List each line of the data below that contains the word "mount", copying every such line in full.

## Data lines
————————
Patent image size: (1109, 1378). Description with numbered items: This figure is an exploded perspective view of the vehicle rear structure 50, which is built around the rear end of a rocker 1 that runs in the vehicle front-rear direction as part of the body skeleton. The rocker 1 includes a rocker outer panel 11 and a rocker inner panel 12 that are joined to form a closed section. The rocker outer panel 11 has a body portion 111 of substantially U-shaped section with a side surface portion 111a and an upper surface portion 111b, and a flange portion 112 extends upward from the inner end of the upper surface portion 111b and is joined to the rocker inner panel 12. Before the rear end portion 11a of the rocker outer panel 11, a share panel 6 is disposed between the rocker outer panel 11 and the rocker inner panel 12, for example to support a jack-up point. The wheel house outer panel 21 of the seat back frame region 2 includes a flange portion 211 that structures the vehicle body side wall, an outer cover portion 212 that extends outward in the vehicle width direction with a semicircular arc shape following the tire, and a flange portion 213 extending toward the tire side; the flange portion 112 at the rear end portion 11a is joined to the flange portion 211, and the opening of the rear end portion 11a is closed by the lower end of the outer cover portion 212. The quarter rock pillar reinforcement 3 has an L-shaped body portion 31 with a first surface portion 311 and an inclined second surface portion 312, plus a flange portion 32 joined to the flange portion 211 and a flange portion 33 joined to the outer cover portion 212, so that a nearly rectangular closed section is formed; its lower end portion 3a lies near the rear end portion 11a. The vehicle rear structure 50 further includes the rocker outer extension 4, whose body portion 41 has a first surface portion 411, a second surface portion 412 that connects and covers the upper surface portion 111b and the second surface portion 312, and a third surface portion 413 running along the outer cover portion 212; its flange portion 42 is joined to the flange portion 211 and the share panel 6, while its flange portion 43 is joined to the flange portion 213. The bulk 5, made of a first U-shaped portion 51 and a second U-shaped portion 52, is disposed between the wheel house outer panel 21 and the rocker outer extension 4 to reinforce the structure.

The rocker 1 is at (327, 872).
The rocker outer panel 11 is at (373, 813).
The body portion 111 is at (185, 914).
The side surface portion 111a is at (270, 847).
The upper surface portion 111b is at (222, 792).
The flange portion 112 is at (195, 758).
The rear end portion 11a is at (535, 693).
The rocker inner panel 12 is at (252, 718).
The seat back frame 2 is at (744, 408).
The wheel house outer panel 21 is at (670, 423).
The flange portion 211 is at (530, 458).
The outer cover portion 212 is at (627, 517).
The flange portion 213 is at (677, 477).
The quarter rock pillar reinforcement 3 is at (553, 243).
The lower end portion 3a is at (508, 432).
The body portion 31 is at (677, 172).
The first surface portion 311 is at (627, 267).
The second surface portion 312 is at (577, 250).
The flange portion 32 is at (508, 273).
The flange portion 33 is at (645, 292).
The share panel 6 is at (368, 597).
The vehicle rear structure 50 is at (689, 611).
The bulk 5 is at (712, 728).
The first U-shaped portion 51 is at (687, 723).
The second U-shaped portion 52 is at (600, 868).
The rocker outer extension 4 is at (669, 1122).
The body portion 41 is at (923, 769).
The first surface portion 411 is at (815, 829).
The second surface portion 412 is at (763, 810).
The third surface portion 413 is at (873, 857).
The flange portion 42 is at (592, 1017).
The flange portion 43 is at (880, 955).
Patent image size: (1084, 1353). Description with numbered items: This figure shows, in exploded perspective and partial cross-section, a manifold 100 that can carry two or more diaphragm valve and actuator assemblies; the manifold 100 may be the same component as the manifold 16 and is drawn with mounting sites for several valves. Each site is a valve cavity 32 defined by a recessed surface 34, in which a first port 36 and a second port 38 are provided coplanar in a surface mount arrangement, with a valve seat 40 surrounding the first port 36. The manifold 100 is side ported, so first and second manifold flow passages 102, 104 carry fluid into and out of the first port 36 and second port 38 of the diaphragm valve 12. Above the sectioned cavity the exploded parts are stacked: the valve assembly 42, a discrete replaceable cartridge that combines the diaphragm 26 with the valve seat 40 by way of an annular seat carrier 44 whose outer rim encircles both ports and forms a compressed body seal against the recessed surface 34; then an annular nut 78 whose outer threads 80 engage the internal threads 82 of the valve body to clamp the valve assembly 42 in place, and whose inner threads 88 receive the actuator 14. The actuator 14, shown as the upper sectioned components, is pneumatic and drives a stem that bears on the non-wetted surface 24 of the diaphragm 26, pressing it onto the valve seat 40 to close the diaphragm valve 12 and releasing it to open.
————————
## Finished answer
Patent image size: (1084, 1353). Description with numbered items: This figure shows, in exploded perspective and partial cross-section, a manifold 100 that can carry two or more diaphragm valve and actuator assemblies; the manifold 100 may be the same component as the manifold 16 and is drawn with mounting sites for several valves. Each site is a valve cavity 32 defined by a recessed surface 34, in which a first port 36 and a second port 38 are provided coplanar in a surface mount arrangement, with a valve seat 40 surrounding the first port 36. The manifold 100 is side ported, so first and second manifold flow passages 102, 104 carry fluid into and out of the first port 36 and second port 38 of the diaphragm valve 12. Above the sectioned cavity the exploded parts are stacked: the valve assembly 42, a discrete replaceable cartridge that combines the diaphragm 26 with the valve seat 40 by way of an annular seat carrier 44 whose outer rim encircles both ports and forms a compressed body seal against the recessed surface 34; then an annular nut 78 whose outer threads 80 engage the internal threads 82 of the valve body to clamp the valve assembly 42 in place, and whose inner threads 88 receive the actuator 14. The actuator 14, shown as the upper sectioned components, is pneumatic and drives a stem that bears on the non-wetted surface 24 of the diaphragm 26, pressing it onto the valve seat 40 to close the diaphragm valve 12 and releasing it to open.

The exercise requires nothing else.